[Figure record extracts]
* start *

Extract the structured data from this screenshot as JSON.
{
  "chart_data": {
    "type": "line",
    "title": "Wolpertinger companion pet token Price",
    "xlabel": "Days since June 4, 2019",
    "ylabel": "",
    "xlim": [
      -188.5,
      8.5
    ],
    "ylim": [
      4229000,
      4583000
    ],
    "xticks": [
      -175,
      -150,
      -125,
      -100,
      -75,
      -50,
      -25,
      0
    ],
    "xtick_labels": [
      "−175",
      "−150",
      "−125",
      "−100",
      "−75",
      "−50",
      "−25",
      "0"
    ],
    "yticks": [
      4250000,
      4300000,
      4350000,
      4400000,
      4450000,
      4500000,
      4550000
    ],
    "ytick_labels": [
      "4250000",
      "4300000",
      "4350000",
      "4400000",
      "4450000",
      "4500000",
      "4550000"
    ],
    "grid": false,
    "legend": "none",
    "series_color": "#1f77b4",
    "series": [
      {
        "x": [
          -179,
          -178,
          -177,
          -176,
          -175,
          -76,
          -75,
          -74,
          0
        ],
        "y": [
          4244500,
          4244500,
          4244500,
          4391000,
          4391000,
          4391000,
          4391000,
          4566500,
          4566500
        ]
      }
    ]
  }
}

* end *

What to work on:
From the first line to the last, retype the data exactly.

Result of this exercise:
Extract the structured data from this screenshot as JSON.
{
  "chart_data": {
    "type": "line",
    "title": "Wolpertinger companion pet token Price",
    "xlabel": "Days since June 4, 2019",
    "ylabel": "",
    "xlim": [
      -188.5,
      8.5
    ],
    "ylim": [
      4229000,
      4583000
    ],
    "xticks": [
      -175,
      -150,
      -125,
      -100,
      -75,
      -50,
      -25,
      0
    ],
    "xtick_labels": [
      "−175",
      "−150",
      "−125",
      "−100",
      "−75",
      "−50",
      "−25",
      "0"
    ],
    "yticks": [
      4250000,
      4300000,
      4350000,
      4400000,
      4450000,
      4500000,
      4550000
    ],
    "ytick_labels": [
      "4250000",
      "4300000",
      "4350000",
      "4400000",
      "4450000",
      "4500000",
      "4550000"
    ],
    "grid": false,
    "legend": "none",
    "series_color": "#1f77b4",
    "series": [
      {
        "x": [
          -179,
          -178,
          -177,
          -176,
          -175,
          -76,
          -75,
          -74,
          0
        ],
        "y": [
          4244500,
          4244500,
          4244500,
          4391000,
          4391000,
          4391000,
          4391000,
          4566500,
          4566500
        ]
      }
    ]
  }
}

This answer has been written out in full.